Exercise directions
Without the pictures, give the entries below again exactly as written.

* Begin Data supplied *

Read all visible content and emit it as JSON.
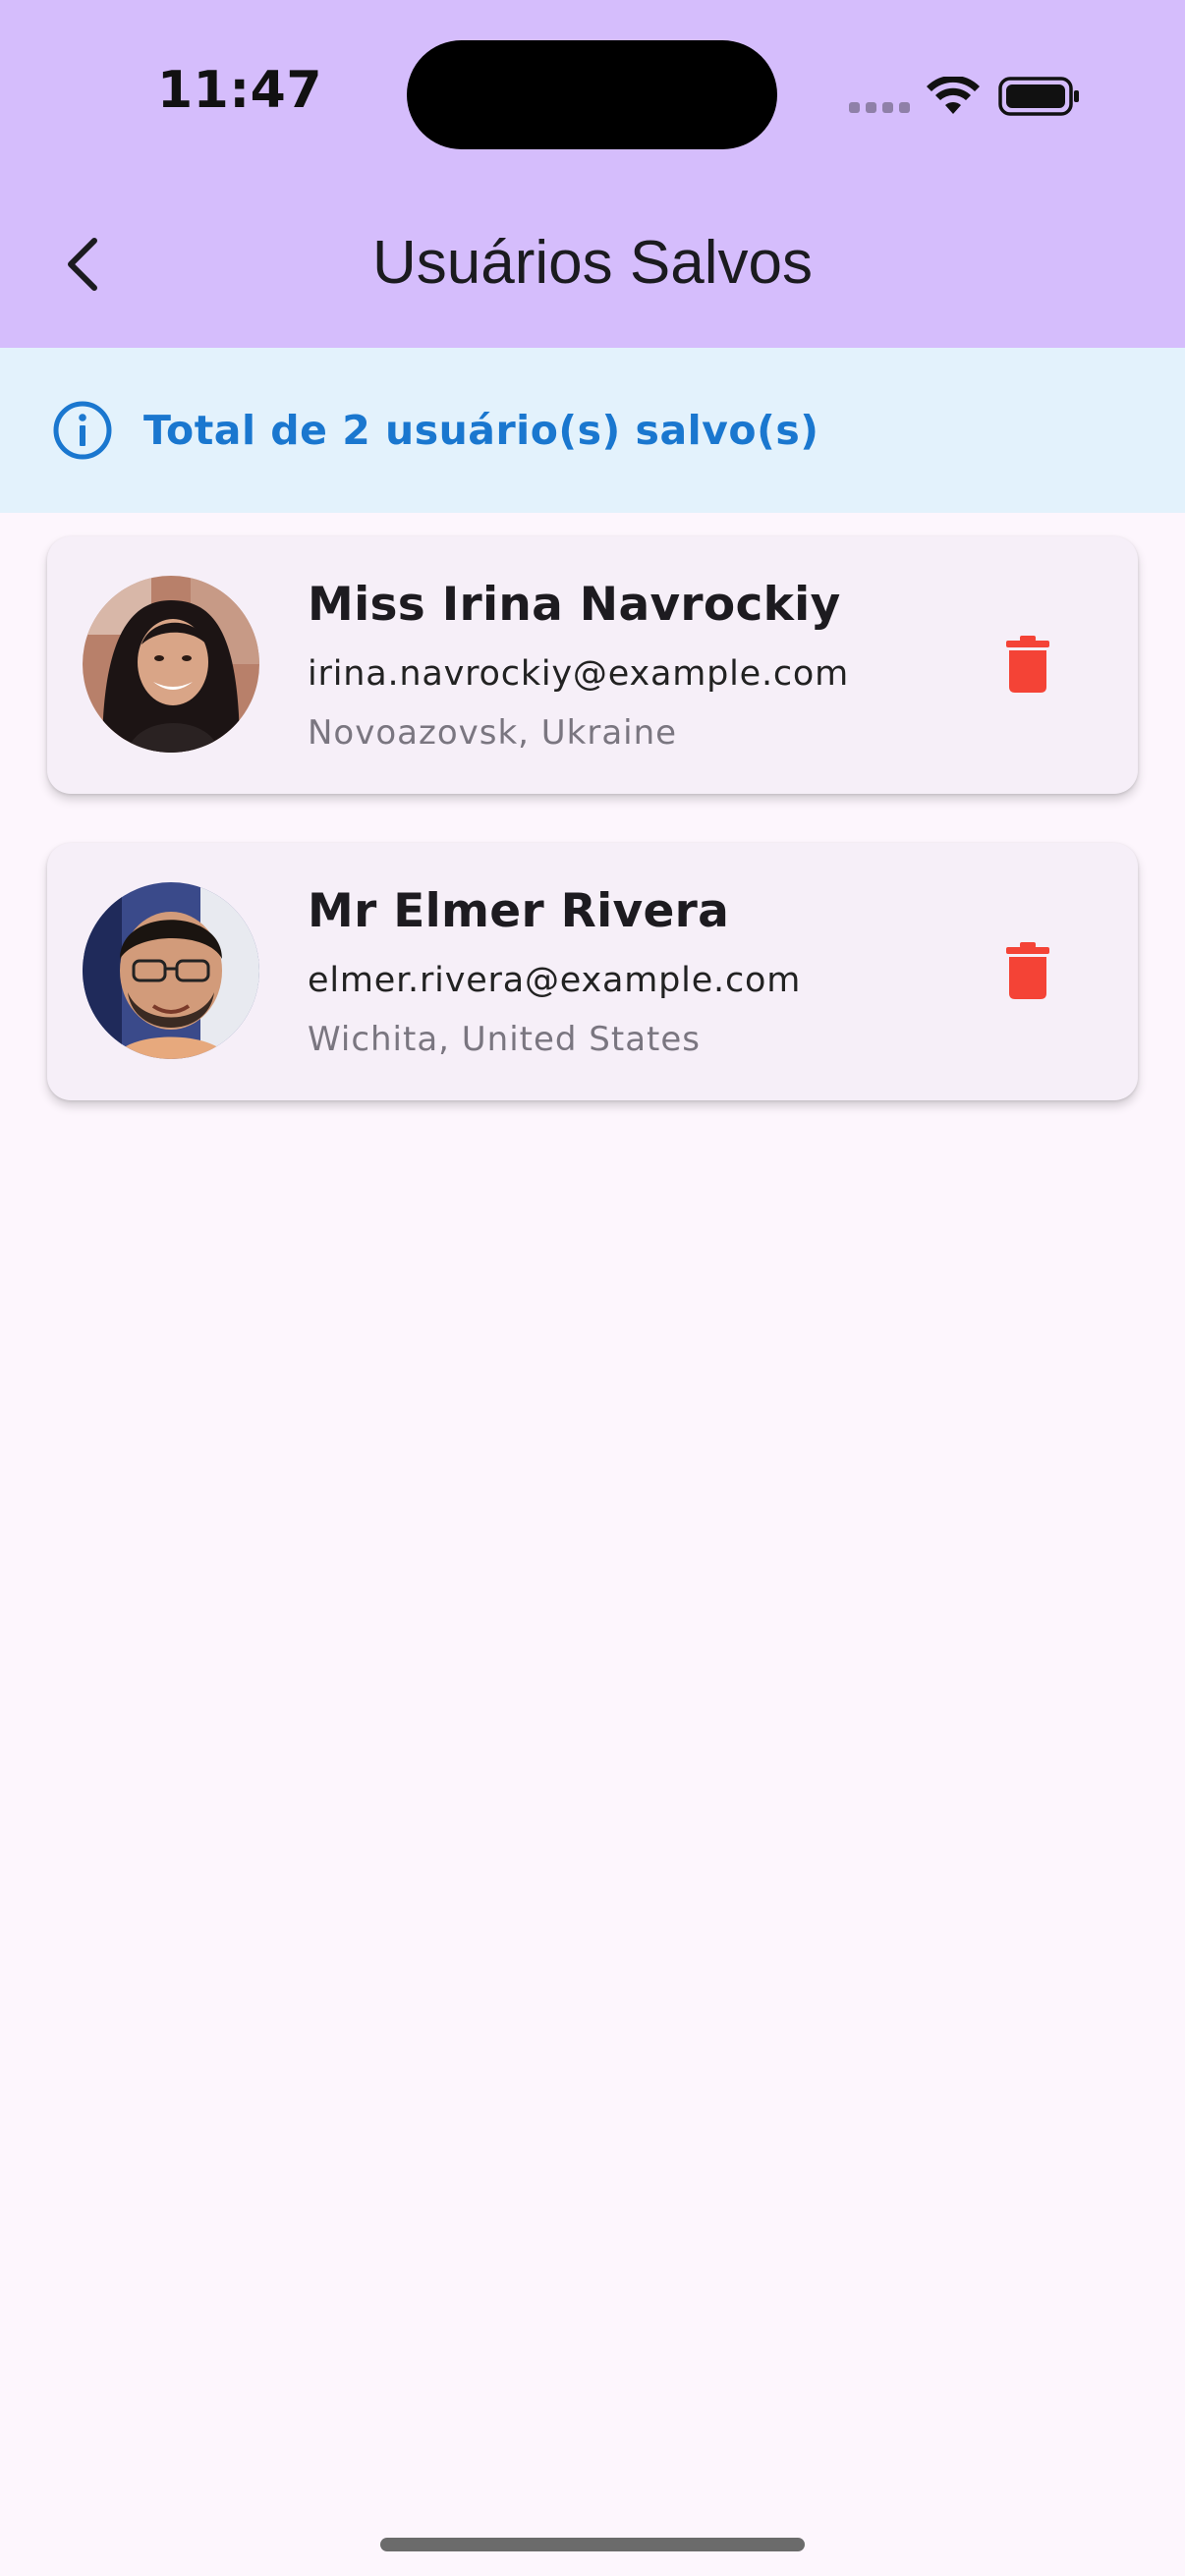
{
  "status_bar": {
    "time": "11:47"
  },
  "app_bar": {
    "title": "Usuários Salvos",
    "back_icon": "chevron-left-icon"
  },
  "info_banner": {
    "icon": "info-circle-icon",
    "text": "Total de 2 usuário(s) salvo(s)"
  },
  "users": [
    {
      "name": "Miss Irina Navrockiy",
      "email": "irina.navrockiy@example.com",
      "location": "Novoazovsk, Ukraine",
      "delete_icon": "trash-icon"
    },
    {
      "name": "Mr Elmer Rivera",
      "email": "elmer.rivera@example.com",
      "location": "Wichita, United States",
      "delete_icon": "trash-icon"
    }
  ],
  "colors": {
    "app_bar": "#d5bdfc",
    "background": "#fdf6fd",
    "info_banner": "#e3f2fc",
    "info_accent": "#1a77cf",
    "card": "#f6eff8",
    "delete": "#f44336"
  }
}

* End Data supplied *

Output of the exercise
Read all visible content and emit it as JSON.
{
  "status_bar": {
    "time": "11:47"
  },
  "app_bar": {
    "title": "Usuários Salvos",
    "back_icon": "chevron-left-icon"
  },
  "info_banner": {
    "icon": "info-circle-icon",
    "text": "Total de 2 usuário(s) salvo(s)"
  },
  "users": [
    {
      "name": "Miss Irina Navrockiy",
      "email": "irina.navrockiy@example.com",
      "location": "Novoazovsk, Ukraine",
      "delete_icon": "trash-icon"
    },
    {
      "name": "Mr Elmer Rivera",
      "email": "elmer.rivera@example.com",
      "location": "Wichita, United States",
      "delete_icon": "trash-icon"
    }
  ],
  "colors": {
    "app_bar": "#d5bdfc",
    "background": "#fdf6fd",
    "info_banner": "#e3f2fc",
    "info_accent": "#1a77cf",
    "card": "#f6eff8",
    "delete": "#f44336"
  }
}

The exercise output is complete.